* **The request**
Collect all lines containing the word "hacer" from the data.

Stored entries:
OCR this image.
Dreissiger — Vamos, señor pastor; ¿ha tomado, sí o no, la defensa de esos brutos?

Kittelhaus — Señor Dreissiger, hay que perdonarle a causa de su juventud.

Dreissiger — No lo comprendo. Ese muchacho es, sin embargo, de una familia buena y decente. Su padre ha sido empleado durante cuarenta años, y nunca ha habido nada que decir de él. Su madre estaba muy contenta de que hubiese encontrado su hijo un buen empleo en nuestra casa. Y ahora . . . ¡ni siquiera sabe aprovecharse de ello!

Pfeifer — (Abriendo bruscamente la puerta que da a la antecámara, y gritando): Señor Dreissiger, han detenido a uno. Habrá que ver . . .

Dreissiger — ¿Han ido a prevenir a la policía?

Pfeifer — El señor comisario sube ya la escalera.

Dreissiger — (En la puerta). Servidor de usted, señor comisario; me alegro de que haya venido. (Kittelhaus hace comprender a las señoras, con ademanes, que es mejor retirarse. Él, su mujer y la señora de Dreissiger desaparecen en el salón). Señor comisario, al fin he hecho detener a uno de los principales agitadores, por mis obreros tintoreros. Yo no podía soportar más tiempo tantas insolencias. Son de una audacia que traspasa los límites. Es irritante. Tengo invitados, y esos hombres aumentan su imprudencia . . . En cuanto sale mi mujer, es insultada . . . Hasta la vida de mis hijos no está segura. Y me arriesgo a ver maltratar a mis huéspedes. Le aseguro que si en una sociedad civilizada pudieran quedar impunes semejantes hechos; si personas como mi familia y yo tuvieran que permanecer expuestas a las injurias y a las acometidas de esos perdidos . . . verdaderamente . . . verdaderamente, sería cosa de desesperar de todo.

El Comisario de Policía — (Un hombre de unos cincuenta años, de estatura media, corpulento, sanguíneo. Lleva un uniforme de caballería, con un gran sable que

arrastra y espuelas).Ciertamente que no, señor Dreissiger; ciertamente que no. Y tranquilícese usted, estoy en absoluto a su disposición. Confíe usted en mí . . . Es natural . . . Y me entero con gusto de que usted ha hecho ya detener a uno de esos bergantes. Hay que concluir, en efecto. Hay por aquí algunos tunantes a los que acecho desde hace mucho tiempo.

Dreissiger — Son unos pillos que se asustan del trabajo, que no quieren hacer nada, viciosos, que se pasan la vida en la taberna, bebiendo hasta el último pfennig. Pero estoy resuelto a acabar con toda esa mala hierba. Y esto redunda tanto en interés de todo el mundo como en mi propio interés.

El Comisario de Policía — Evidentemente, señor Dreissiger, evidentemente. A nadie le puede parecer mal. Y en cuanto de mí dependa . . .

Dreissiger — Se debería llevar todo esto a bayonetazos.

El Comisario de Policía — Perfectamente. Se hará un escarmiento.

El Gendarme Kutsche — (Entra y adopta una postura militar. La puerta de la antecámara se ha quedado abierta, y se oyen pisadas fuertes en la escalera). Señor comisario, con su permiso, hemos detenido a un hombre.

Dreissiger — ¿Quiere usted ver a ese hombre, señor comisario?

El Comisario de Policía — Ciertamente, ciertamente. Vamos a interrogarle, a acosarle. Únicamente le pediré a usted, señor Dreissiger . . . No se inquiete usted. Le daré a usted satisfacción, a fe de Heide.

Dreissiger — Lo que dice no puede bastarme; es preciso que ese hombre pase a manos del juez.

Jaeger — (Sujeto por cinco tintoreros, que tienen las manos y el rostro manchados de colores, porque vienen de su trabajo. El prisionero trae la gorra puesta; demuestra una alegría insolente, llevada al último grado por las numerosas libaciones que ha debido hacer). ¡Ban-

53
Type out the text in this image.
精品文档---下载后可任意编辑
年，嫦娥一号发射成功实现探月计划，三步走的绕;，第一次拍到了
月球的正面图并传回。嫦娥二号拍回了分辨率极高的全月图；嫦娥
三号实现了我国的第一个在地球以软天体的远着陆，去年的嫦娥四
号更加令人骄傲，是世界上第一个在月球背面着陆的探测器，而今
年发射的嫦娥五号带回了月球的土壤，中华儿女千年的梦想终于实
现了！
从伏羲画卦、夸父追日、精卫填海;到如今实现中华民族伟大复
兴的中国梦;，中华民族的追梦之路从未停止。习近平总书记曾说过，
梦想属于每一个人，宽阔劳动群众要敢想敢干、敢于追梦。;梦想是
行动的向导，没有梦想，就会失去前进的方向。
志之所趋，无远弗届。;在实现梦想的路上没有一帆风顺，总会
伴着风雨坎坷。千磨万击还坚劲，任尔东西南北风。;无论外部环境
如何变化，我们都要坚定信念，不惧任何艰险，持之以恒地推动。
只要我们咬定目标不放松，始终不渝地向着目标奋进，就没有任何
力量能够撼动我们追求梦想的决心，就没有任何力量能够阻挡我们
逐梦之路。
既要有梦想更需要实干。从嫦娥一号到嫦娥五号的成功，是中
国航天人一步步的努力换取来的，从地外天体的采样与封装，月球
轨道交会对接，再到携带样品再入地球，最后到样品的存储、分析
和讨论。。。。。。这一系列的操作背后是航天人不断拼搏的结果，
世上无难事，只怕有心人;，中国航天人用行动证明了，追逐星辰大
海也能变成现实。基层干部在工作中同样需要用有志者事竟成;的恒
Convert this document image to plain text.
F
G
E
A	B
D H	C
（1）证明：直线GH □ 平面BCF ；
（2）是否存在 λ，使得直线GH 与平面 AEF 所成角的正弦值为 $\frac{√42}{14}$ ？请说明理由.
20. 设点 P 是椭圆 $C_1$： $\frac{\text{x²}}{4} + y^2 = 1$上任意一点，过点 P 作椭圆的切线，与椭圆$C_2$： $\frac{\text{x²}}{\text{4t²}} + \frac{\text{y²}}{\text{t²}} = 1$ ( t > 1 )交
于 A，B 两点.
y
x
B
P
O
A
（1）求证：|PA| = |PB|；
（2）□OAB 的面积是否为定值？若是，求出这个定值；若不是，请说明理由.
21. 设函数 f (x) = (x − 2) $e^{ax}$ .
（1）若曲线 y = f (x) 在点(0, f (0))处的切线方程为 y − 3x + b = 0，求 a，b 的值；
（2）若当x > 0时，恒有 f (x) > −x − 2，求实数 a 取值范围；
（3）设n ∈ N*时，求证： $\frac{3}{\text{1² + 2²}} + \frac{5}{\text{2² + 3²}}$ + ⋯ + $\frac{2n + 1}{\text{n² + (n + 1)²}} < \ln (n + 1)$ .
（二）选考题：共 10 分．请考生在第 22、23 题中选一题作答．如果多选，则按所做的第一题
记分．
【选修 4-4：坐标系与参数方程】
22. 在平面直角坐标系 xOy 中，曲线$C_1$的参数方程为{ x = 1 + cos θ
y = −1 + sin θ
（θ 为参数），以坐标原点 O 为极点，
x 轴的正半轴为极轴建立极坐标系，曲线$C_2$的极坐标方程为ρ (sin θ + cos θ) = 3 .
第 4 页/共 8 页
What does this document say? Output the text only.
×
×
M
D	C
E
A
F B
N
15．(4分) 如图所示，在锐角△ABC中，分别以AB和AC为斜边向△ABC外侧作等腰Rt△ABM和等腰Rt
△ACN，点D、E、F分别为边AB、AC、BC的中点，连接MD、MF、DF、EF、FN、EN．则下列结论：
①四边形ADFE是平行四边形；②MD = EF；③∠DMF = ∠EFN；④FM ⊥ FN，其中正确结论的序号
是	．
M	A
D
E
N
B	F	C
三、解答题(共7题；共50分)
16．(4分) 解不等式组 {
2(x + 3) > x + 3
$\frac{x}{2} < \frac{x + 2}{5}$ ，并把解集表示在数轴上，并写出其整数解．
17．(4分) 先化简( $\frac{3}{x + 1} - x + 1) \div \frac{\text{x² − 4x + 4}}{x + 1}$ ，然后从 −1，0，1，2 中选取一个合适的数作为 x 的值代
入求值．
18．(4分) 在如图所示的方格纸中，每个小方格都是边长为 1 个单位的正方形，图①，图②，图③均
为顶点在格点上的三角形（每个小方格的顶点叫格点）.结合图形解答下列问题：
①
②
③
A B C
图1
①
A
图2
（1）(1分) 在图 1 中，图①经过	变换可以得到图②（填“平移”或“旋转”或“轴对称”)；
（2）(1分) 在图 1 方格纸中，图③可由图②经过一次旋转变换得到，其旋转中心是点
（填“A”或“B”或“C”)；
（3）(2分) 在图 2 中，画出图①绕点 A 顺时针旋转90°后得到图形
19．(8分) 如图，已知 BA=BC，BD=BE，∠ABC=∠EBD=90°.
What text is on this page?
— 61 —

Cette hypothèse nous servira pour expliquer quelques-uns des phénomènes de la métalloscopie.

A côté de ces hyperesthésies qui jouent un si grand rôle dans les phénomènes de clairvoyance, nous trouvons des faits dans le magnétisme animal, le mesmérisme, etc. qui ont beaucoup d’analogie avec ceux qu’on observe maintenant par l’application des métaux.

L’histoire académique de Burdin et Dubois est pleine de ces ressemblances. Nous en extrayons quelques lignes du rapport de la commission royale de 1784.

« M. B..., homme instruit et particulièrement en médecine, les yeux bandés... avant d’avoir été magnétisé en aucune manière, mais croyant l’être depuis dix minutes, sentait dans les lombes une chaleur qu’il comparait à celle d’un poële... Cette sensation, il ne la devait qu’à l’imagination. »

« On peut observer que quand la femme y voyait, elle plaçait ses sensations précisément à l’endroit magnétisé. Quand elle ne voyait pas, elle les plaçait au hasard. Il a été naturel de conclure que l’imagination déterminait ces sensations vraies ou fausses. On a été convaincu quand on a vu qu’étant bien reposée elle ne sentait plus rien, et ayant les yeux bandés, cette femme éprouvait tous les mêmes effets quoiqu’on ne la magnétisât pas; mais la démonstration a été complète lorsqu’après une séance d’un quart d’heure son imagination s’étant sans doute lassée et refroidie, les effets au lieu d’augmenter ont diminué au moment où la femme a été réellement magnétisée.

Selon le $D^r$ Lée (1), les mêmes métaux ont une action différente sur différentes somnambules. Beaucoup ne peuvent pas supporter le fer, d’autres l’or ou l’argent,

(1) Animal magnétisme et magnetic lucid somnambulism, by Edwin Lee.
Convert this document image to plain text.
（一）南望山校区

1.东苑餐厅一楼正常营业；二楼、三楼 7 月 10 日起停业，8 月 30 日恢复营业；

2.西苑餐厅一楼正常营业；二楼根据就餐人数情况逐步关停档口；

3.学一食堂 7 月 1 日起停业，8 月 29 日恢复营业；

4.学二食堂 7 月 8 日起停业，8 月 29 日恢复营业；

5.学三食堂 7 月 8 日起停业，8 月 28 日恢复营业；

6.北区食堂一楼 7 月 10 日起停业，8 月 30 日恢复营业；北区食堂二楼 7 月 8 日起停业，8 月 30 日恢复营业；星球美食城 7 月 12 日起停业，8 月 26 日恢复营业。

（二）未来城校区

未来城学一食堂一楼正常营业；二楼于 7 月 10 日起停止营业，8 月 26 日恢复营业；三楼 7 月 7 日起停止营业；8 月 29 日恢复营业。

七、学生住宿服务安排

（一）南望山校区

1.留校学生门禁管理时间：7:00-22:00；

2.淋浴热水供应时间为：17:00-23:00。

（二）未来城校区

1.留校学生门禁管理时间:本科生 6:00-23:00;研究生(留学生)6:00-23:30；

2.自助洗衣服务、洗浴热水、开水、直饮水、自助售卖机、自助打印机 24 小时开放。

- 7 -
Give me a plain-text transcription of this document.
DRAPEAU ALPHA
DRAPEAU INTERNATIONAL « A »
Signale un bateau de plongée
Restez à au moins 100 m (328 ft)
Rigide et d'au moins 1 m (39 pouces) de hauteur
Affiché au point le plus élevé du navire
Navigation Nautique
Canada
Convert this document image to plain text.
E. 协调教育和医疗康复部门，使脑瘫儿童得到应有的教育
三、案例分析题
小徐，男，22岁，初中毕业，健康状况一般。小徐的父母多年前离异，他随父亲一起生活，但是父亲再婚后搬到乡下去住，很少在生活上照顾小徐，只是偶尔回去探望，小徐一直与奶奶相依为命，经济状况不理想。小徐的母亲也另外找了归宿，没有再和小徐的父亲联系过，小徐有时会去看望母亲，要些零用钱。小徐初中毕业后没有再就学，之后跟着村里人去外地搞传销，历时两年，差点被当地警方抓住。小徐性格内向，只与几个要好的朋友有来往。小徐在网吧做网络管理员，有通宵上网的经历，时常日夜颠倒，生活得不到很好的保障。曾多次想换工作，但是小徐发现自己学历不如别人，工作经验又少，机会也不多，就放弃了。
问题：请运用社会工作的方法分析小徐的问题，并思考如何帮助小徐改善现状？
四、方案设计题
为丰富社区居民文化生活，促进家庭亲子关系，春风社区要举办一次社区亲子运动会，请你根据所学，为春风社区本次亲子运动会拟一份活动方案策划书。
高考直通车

* **Reply**
Dreissiger — Son unos pillos que se asustan del trabajo, que no quieren hacer nada, viciosos, que se pasan la vida en la taberna, bebiendo hasta el último pfennig. Pero estoy resuelto a acabar con toda esa mala hierba. Y esto redunda tanto en interés de todo el mundo como en mi propio interés.
Jaeger — (Sujeto por cinco tintoreros, que tienen las manos y el rostro manchados de colores, porque vienen de su trabajo. El prisionero trae la gorra puesta; demuestra una alegría insolente, llevada al último grado por las numerosas libaciones que ha debido hacer). ¡Ban-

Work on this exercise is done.